__MATERIAL FOR THIS TASK__
━━━━━━━━━━━━━━━━

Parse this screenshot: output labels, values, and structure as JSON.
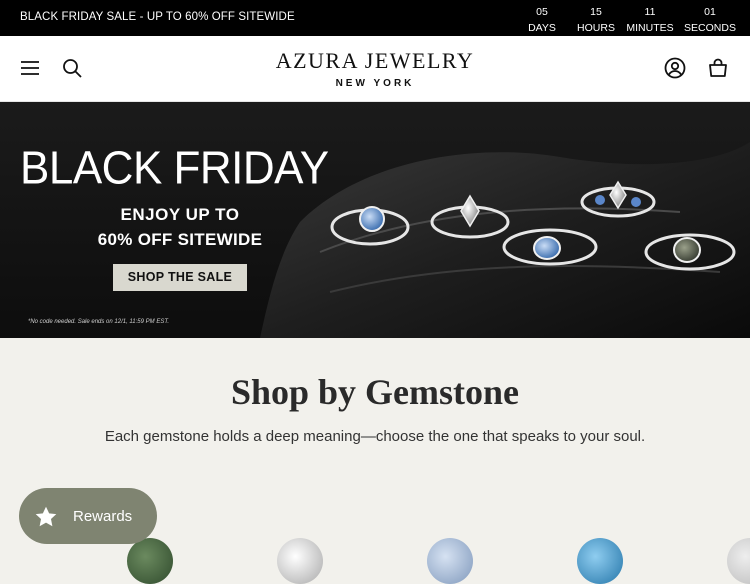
{
  "announcement": {
    "message": "BLACK FRIDAY SALE - UP TO 60% OFF SITEWIDE"
  },
  "countdown": [
    {
      "value": "05",
      "unit": "DAYS"
    },
    {
      "value": "15",
      "unit": "HOURS"
    },
    {
      "value": "11",
      "unit": "MINUTES"
    },
    {
      "value": "01",
      "unit": "SECONDS"
    }
  ],
  "header": {
    "logo_line1": "AZURA JEWELRY",
    "logo_line2": "NEW YORK",
    "icons": [
      "menu-icon",
      "search-icon",
      "account-icon",
      "cart-icon"
    ]
  },
  "hero": {
    "title": "BLACK FRIDAY",
    "line2": "ENJOY UP TO",
    "line3_bold": "60% OFF",
    "line3_rest": " SITEWIDE",
    "cta": "SHOP THE SALE",
    "fine_print": "*No code needed. Sale ends on 12/1, 11:59 PM EST."
  },
  "section": {
    "title": "Shop by Gemstone",
    "subtitle": "Each gemstone holds a deep meaning—choose the one that speaks to your soul."
  },
  "gemstones": [
    {
      "color": "#3c5a3a"
    },
    {
      "color": "#d9d9d9"
    },
    {
      "color": "#9fb4d1"
    },
    {
      "color": "#3f98c9"
    }
  ],
  "rewards": {
    "label": "Rewards"
  },
  "colors": {
    "announce_bg": "#000000",
    "hero_bg": "#111111",
    "page_bg": "#f2f1ec",
    "rewards_bg": "#7f8471",
    "cta_bg": "#d9d8cf"
  }
}
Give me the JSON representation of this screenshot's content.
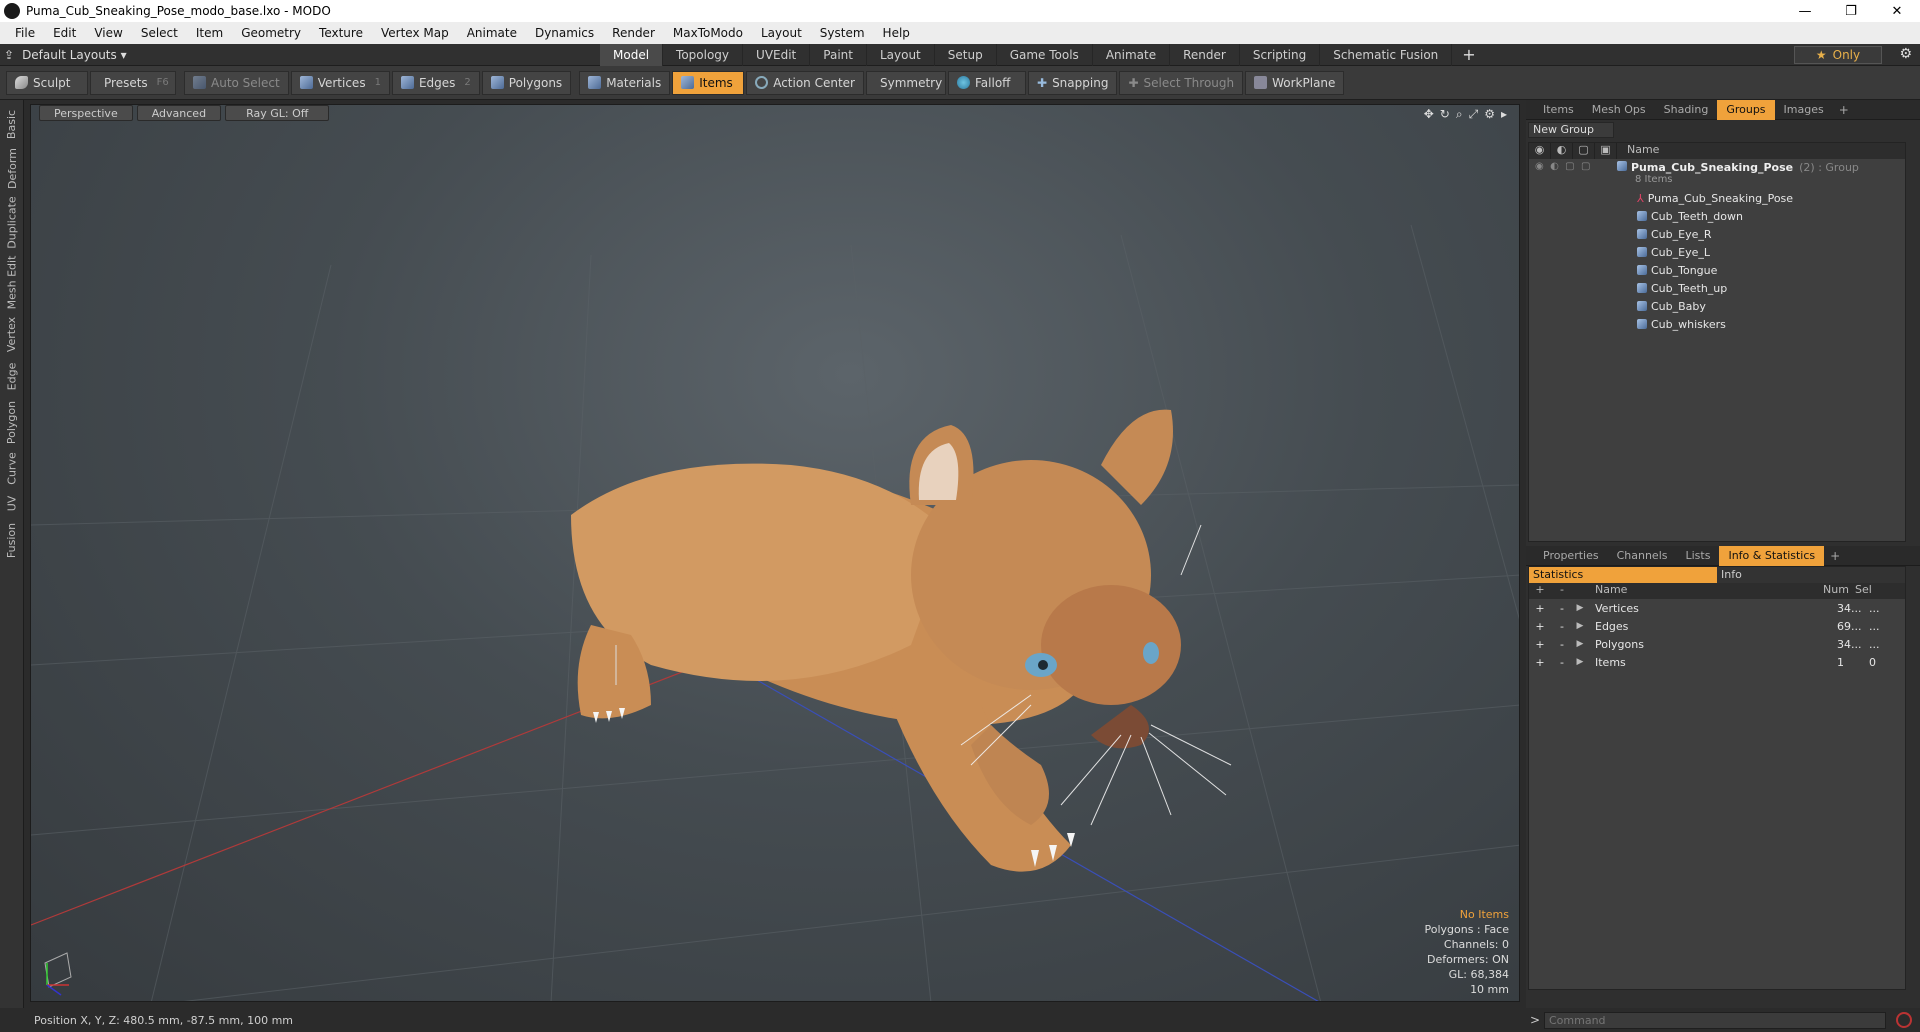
{
  "window": {
    "title": "Puma_Cub_Sneaking_Pose_modo_base.lxo - MODO",
    "minimize": "—",
    "maximize": "❐",
    "close": "✕"
  },
  "menu": [
    "File",
    "Edit",
    "View",
    "Select",
    "Item",
    "Geometry",
    "Texture",
    "Vertex Map",
    "Animate",
    "Dynamics",
    "Render",
    "MaxToModo",
    "Layout",
    "System",
    "Help"
  ],
  "layoutbar": {
    "layout_name": "Default Layouts ▾",
    "tabs": [
      "Model",
      "Topology",
      "UVEdit",
      "Paint",
      "Layout",
      "Setup",
      "Game Tools",
      "Animate",
      "Render",
      "Scripting",
      "Schematic Fusion"
    ],
    "active_tab": "Model",
    "plus": "+",
    "only_label": "Only",
    "star": "★",
    "gear": "⚙"
  },
  "toolbar": {
    "sculpt": "Sculpt",
    "presets": "Presets",
    "presets_key": "F6",
    "auto_select": "Auto Select",
    "vertices": "Vertices",
    "vertices_key": "1",
    "edges": "Edges",
    "edges_key": "2",
    "polygons": "Polygons",
    "materials": "Materials",
    "items": "Items",
    "action_center": "Action Center",
    "symmetry": "Symmetry",
    "falloff": "Falloff",
    "snapping": "Snapping",
    "select_through": "Select Through",
    "workplane": "WorkPlane"
  },
  "left_tabs": [
    "Basic",
    "Deform",
    "Duplicate",
    "Mesh Edit",
    "Vertex",
    "Edge",
    "Polygon",
    "Curve",
    "UV",
    "Fusion"
  ],
  "viewport": {
    "buttons": [
      "Perspective",
      "Advanced",
      "Ray GL: Off"
    ],
    "icons": [
      "✥",
      "↻",
      "⌕",
      "⤢",
      "⚙",
      "▸"
    ],
    "stats": {
      "selection": "No Items",
      "polygons": "Polygons : Face",
      "channels": "Channels: 0",
      "deformers": "Deformers: ON",
      "gl": "GL: 68,384",
      "scale": "10 mm"
    }
  },
  "groups_panel": {
    "tabs": [
      "Items",
      "Mesh Ops",
      "Shading",
      "Groups",
      "Images"
    ],
    "active_tab": "Groups",
    "plus": "+",
    "new_group": "New Group",
    "column_name": "Name",
    "group": {
      "name": "Puma_Cub_Sneaking_Pose",
      "note": "(2) : Group",
      "count": "8 Items"
    },
    "items": [
      {
        "name": "Puma_Cub_Sneaking_Pose",
        "type": "locator"
      },
      {
        "name": "Cub_Teeth_down",
        "type": "mesh"
      },
      {
        "name": "Cub_Eye_R",
        "type": "mesh"
      },
      {
        "name": "Cub_Eye_L",
        "type": "mesh"
      },
      {
        "name": "Cub_Tongue",
        "type": "mesh"
      },
      {
        "name": "Cub_Teeth_up",
        "type": "mesh"
      },
      {
        "name": "Cub_Baby",
        "type": "mesh"
      },
      {
        "name": "Cub_whiskers",
        "type": "mesh"
      }
    ]
  },
  "stats_panel": {
    "tabs": [
      "Properties",
      "Channels",
      "Lists",
      "Info & Statistics"
    ],
    "active_tab": "Info & Statistics",
    "plus": "+",
    "subtabs": [
      "Statistics",
      "Info"
    ],
    "columns": {
      "add": "+",
      "remove": "-",
      "name": "Name",
      "num": "Num",
      "sel": "Sel"
    },
    "rows": [
      {
        "name": "Vertices",
        "num": "34...",
        "sel": "..."
      },
      {
        "name": "Edges",
        "num": "69...",
        "sel": "..."
      },
      {
        "name": "Polygons",
        "num": "34...",
        "sel": "..."
      },
      {
        "name": "Items",
        "num": "1",
        "sel": "0"
      }
    ]
  },
  "statusbar": {
    "position": "Position X, Y, Z:  480.5 mm, -87.5 mm, 100 mm"
  },
  "command": {
    "prompt": ">",
    "placeholder": "Command"
  },
  "colors": {
    "accent": "#f0a23b",
    "viewport_bg": "#454c51",
    "panel_bg": "#3f3f3f"
  }
}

━━━━━━━━━━━━━━━━

__PROBLEM STATEMENT__
Your answer should be a single number: the count of lines that contain "screenshot".

__SOLUTION__
2